Volto ao excerto pessoano, por
causa desta passagem: "O homem
que se torna célebre fica sem vida íntima: tornam-se de vidro as paredes
da sua vida doméstica; é sempre como se fosse excessivo o seu traje; e
aquelas suas mínimas ações-ridiculamente humanas às vezes- que
ele quereria invisíveis, côa-as a lente
da celebridade para espetaculosas
pequenezes, com cuja evidência a
sua alma se estraga ou se enfastia".
Eu tinha certeza de que os leitores
gostariam de comentários sobre o
circunflexo de "côa" ("côa-as a lente"), mas o espaço não me permitiu
ir além do que fui. Batata: vários leitores pediram essas explicações.
Parece cabível incluir toda a estrutura de que fazem parte a forma verbal "côa" e o oblíquo "as" ("côa-as").
Peço-lhe, pois, que volte ao segundo
parágrafo e que responda: que termo esse "as" representa? Ele substitui o bloco "aquelas suas mínimas
ações", complemento de "côa".
Como se vê, Pessoa não empregou
a ordem direta; se a tivesse empregado, teríamos mais ou menos isto:
"...e a lente da celebridade côa aquelas suas mínimas ações...". Melhor
parar: com a ordem direta, nem de
longe se chegaria à expressividade
com a qual o Mestre tingiu seu pensamento, cuja complexidade e densidade impõem estrutura lingüística
igualmente complexa e densa.
Ao deslocar para o início a expressão "aquelas suas mínimas ações",
Pessoa resolve vários problemas de
uma vez. Consegue, por exemplo,
encaixar na melhor posição possível
as expressões "para espetaculosas
pequenezes" e "com cuja evidência a
sua alma se estraga ou se enfastia".
※
= Problema escrito a =
Responda, com base no trecho sobre a passagem de Pessoa:
(i) Que bloco o "as" de "côa-as" substitui?
(ii) Sobre o que vários leitores pediram explicações?
(iii) Que duas expressões Pessoa consegue encaixar na melhor posição possível ao deslocar "aquelas suas mínimas ações" para o início?
O trecho e os registros vêm de fontes diferentes.

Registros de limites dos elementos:
※
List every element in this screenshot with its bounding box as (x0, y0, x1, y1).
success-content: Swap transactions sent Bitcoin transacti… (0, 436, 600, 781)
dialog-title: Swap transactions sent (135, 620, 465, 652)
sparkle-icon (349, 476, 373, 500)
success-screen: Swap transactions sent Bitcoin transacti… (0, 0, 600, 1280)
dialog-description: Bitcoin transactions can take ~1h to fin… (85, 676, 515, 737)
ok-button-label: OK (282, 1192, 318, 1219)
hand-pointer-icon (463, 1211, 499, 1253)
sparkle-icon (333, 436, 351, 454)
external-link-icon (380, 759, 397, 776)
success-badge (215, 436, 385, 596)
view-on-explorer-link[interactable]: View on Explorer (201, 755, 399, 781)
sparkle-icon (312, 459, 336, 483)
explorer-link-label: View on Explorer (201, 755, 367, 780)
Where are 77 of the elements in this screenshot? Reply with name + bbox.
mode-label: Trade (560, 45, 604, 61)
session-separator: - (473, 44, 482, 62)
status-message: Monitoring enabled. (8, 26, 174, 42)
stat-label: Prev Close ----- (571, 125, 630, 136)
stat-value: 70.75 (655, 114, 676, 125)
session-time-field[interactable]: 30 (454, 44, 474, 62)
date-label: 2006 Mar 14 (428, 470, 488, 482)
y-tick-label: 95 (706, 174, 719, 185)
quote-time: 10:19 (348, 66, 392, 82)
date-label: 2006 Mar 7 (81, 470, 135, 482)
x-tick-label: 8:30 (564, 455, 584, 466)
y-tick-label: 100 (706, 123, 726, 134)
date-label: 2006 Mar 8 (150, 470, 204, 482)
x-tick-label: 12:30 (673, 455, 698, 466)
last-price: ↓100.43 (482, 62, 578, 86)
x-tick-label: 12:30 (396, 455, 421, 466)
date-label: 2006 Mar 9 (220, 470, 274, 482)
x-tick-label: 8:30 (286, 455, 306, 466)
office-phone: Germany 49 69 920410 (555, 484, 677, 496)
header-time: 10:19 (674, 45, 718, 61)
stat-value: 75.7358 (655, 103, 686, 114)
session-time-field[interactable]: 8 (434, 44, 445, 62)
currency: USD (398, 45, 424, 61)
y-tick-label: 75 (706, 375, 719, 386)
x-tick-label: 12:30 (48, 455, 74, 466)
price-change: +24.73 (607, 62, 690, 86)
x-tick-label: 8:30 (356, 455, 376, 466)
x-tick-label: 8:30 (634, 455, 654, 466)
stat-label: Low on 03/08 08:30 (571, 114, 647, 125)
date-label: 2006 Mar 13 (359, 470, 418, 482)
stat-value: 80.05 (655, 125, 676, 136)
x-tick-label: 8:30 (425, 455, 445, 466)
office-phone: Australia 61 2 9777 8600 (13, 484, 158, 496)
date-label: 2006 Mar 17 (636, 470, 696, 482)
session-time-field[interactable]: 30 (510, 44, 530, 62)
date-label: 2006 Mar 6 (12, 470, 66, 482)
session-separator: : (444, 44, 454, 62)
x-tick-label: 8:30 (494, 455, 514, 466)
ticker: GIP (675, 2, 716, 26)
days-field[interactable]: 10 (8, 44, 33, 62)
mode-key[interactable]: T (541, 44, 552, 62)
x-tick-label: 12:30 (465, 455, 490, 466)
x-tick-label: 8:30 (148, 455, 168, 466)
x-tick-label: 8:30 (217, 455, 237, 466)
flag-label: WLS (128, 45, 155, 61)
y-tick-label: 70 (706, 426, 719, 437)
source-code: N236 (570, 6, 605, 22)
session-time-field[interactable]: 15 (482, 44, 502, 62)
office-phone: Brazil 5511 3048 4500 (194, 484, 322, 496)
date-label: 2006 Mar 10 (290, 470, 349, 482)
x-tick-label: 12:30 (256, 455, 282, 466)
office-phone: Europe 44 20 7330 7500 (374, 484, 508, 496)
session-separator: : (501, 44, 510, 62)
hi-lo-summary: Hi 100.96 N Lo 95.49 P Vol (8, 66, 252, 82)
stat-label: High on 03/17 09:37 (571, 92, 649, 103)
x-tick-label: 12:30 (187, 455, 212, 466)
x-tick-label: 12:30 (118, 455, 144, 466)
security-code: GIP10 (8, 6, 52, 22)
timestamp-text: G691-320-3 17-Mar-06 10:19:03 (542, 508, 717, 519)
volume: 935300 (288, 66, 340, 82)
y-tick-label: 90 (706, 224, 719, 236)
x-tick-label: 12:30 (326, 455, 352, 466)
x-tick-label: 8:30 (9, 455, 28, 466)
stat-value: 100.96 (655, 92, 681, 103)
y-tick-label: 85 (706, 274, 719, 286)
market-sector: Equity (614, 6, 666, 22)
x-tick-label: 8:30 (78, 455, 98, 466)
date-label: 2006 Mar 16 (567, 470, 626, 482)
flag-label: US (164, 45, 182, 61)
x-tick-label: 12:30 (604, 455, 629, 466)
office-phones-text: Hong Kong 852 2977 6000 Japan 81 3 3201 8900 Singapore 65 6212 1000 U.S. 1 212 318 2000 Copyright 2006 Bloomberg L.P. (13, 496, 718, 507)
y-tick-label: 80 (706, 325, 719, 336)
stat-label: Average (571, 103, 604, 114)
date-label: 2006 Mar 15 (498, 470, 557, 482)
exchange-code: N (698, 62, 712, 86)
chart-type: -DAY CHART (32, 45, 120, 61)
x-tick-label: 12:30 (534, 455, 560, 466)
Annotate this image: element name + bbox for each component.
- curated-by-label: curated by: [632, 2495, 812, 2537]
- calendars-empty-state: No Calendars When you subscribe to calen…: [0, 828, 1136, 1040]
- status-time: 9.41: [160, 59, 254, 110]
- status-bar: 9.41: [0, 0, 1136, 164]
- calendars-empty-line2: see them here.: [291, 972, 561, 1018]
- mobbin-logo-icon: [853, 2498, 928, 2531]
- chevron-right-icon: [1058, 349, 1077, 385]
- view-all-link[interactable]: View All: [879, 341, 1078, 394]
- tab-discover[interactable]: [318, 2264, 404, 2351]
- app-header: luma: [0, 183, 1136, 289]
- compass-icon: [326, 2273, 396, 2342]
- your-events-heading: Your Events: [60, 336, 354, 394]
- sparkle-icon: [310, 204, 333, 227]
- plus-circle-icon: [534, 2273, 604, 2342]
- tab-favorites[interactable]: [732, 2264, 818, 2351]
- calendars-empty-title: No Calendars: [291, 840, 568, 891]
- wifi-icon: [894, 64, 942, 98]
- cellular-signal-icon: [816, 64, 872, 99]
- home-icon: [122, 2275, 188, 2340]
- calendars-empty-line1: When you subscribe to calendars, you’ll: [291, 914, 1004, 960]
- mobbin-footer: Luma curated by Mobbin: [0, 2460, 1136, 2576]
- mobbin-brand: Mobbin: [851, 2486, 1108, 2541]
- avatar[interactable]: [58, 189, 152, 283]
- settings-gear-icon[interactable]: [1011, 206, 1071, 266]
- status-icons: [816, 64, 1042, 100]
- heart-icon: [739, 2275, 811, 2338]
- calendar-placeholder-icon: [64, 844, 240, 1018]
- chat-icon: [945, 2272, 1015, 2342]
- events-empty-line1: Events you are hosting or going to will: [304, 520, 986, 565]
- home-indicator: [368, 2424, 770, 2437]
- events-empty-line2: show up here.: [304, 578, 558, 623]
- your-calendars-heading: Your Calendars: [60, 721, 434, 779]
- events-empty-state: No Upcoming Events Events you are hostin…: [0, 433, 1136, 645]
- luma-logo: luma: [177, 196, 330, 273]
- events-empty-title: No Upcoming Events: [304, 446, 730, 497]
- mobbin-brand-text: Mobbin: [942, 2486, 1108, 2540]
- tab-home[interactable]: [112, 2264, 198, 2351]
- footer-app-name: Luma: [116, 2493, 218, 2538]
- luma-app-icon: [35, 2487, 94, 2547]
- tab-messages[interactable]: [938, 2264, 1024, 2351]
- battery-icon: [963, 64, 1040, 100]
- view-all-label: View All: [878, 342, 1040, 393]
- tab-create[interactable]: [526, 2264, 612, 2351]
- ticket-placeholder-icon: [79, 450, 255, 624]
※
= Problema escrito b =
Imprima, sem mudar nada, a parte dos registros que vai do início até a linha que contém "date-label: 2006 Mar 9 (220, 470, 274, 482)", com as duas pontas incluídas.

= Solução do problema a =
(i) O bloco "aquelas suas mínimas ações", complemento de "côa".
(ii) Sobre o circunflexo de "côa" ("côa-as a lente").
(iii) "para espetaculosas pequenezes" e "com cuja evidência a sua alma se estraga ou se enfastia".

= Solução do problema b =
List every element in this screenshot with its bounding box as (x0, y0, x1, y1).
success-content: Swap transactions sent Bitcoin transacti… (0, 436, 600, 781)
dialog-title: Swap transactions sent (135, 620, 465, 652)
sparkle-icon (349, 476, 373, 500)
success-screen: Swap transactions sent Bitcoin transacti… (0, 0, 600, 1280)
dialog-description: Bitcoin transactions can take ~1h to fin… (85, 676, 515, 737)
ok-button-label: OK (282, 1192, 318, 1219)
hand-pointer-icon (463, 1211, 499, 1253)
sparkle-icon (333, 436, 351, 454)
external-link-icon (380, 759, 397, 776)
success-badge (215, 436, 385, 596)
view-on-explorer-link[interactable]: View on Explorer (201, 755, 399, 781)
sparkle-icon (312, 459, 336, 483)
explorer-link-label: View on Explorer (201, 755, 367, 780)
Where are 77 of the elements in this screenshot? Reply with name + bbox.
mode-label: Trade (560, 45, 604, 61)
session-separator: - (473, 44, 482, 62)
status-message: Monitoring enabled. (8, 26, 174, 42)
stat-label: Prev Close ----- (571, 125, 630, 136)
stat-value: 70.75 (655, 114, 676, 125)
session-time-field[interactable]: 30 (454, 44, 474, 62)
date-label: 2006 Mar 14 (428, 470, 488, 482)
y-tick-label: 95 (706, 174, 719, 185)
quote-time: 10:19 (348, 66, 392, 82)
date-label: 2006 Mar 7 (81, 470, 135, 482)
x-tick-label: 8:30 (564, 455, 584, 466)
y-tick-label: 100 (706, 123, 726, 134)
date-label: 2006 Mar 8 (150, 470, 204, 482)
x-tick-label: 12:30 (673, 455, 698, 466)
last-price: ↓100.43 (482, 62, 578, 86)
x-tick-label: 12:30 (396, 455, 421, 466)
date-label: 2006 Mar 9 (220, 470, 274, 482)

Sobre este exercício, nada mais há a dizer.